[Written exercise] The records that follow need to be output exactly as they are.

[Saved data entries]

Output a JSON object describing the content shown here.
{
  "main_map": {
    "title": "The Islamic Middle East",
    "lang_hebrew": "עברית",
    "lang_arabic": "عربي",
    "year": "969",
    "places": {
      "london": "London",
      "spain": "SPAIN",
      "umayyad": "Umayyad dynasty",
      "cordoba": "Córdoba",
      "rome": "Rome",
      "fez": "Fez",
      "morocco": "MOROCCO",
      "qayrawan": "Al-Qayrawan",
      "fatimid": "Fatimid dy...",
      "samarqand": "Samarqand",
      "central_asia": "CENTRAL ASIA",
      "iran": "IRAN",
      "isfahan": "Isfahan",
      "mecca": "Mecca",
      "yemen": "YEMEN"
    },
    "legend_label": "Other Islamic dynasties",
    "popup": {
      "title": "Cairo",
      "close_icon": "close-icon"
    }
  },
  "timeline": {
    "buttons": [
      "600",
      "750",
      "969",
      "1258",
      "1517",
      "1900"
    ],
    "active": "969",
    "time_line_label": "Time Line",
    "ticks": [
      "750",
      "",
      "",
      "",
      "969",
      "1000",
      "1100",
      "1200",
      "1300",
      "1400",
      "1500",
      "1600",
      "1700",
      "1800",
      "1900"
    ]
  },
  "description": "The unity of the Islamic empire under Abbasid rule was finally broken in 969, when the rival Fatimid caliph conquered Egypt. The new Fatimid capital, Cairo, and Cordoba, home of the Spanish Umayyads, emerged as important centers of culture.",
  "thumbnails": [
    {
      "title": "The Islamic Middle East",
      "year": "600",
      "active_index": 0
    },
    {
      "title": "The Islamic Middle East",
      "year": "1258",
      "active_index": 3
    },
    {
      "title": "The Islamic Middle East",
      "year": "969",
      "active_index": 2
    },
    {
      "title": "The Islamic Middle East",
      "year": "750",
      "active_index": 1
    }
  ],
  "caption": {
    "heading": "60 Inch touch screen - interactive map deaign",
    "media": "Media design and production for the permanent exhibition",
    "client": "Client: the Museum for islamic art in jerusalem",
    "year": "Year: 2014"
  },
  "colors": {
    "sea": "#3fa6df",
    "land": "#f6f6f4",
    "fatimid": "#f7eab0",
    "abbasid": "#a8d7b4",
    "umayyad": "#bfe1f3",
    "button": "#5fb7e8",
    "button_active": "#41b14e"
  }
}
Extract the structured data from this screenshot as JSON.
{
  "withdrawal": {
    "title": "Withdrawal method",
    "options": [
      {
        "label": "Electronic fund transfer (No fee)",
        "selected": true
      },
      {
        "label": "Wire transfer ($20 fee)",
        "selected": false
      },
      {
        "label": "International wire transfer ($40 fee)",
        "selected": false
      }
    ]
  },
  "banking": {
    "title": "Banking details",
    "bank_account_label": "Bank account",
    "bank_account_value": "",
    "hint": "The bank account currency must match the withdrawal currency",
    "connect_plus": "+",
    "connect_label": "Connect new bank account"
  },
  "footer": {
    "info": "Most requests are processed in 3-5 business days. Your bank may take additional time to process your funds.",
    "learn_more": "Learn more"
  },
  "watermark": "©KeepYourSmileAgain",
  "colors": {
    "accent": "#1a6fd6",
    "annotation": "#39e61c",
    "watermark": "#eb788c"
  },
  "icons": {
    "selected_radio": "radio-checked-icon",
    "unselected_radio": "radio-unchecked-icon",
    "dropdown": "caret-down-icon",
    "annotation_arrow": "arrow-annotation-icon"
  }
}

[Solution to the problem]
Output a JSON object describing the content shown here.
{
  "main_map": {
    "title": "The Islamic Middle East",
    "lang_hebrew": "עברית",
    "lang_arabic": "عربي",
    "year": "969",
    "places": {
      "london": "London",
      "spain": "SPAIN",
      "umayyad": "Umayyad dynasty",
      "cordoba": "Córdoba",
      "rome": "Rome",
      "fez": "Fez",
      "morocco": "MOROCCO",
      "qayrawan": "Al-Qayrawan",
      "fatimid": "Fatimid dy...",
      "samarqand": "Samarqand",
      "central_asia": "CENTRAL ASIA",
      "iran": "IRAN",
      "isfahan": "Isfahan",
      "mecca": "Mecca",
      "yemen": "YEMEN"
    },
    "legend_label": "Other Islamic dynasties",
    "popup": {
      "title": "Cairo",
      "close_icon": "close-icon"
    }
  },
  "timeline": {
    "buttons": [
      "600",
      "750",
      "969",
      "1258",
      "1517",
      "1900"
    ],
    "active": "969",
    "time_line_label": "Time Line",
    "ticks": [
      "750",
      "",
      "",
      "",
      "969",
      "1000",
      "1100",
      "1200",
      "1300",
      "1400",
      "1500",
      "1600",
      "1700",
      "1800",
      "1900"
    ]
  },
  "description": "The unity of the Islamic empire under Abbasid rule was finally broken in 969, when the rival Fatimid caliph conquered Egypt. The new Fatimid capital, Cairo, and Cordoba, home of the Spanish Umayyads, emerged as important centers of culture.",
  "thumbnails": [
    {
      "title": "The Islamic Middle East",
      "year": "600",
      "active_index": 0
    },
    {
      "title": "The Islamic Middle East",
      "year": "1258",
      "active_index": 3
    },
    {
      "title": "The Islamic Middle East",
      "year": "969",
      "active_index": 2
    },
    {
      "title": "The Islamic Middle East",
      "year": "750",
      "active_index": 1
    }
  ],
  "caption": {
    "heading": "60 Inch touch screen - interactive map deaign",
    "media": "Media design and production for the permanent exhibition",
    "client": "Client: the Museum for islamic art in jerusalem",
    "year": "Year: 2014"
  },
  "colors": {
    "sea": "#3fa6df",
    "land": "#f6f6f4",
    "fatimid": "#f7eab0",
    "abbasid": "#a8d7b4",
    "umayyad": "#bfe1f3",
    "button": "#5fb7e8",
    "button_active": "#41b14e"
  }
}
Extract the structured data from this screenshot as JSON.
{
  "withdrawal": {
    "title": "Withdrawal method",
    "options": [
      {
        "label": "Electronic fund transfer (No fee)",
        "selected": true
      },
      {
        "label": "Wire transfer ($20 fee)",
        "selected": false
      },
      {
        "label": "International wire transfer ($40 fee)",
        "selected": false
      }
    ]
  },
  "banking": {
    "title": "Banking details",
    "bank_account_label": "Bank account",
    "bank_account_value": "",
    "hint": "The bank account currency must match the withdrawal currency",
    "connect_plus": "+",
    "connect_label": "Connect new bank account"
  },
  "footer": {
    "info": "Most requests are processed in 3-5 business days. Your bank may take additional time to process your funds.",
    "learn_more": "Learn more"
  },
  "watermark": "©KeepYourSmileAgain",
  "colors": {
    "accent": "#1a6fd6",
    "annotation": "#39e61c",
    "watermark": "#eb788c"
  },
  "icons": {
    "selected_radio": "radio-checked-icon",
    "unselected_radio": "radio-unchecked-icon",
    "dropdown": "caret-down-icon",
    "annotation_arrow": "arrow-annotation-icon"
  }
}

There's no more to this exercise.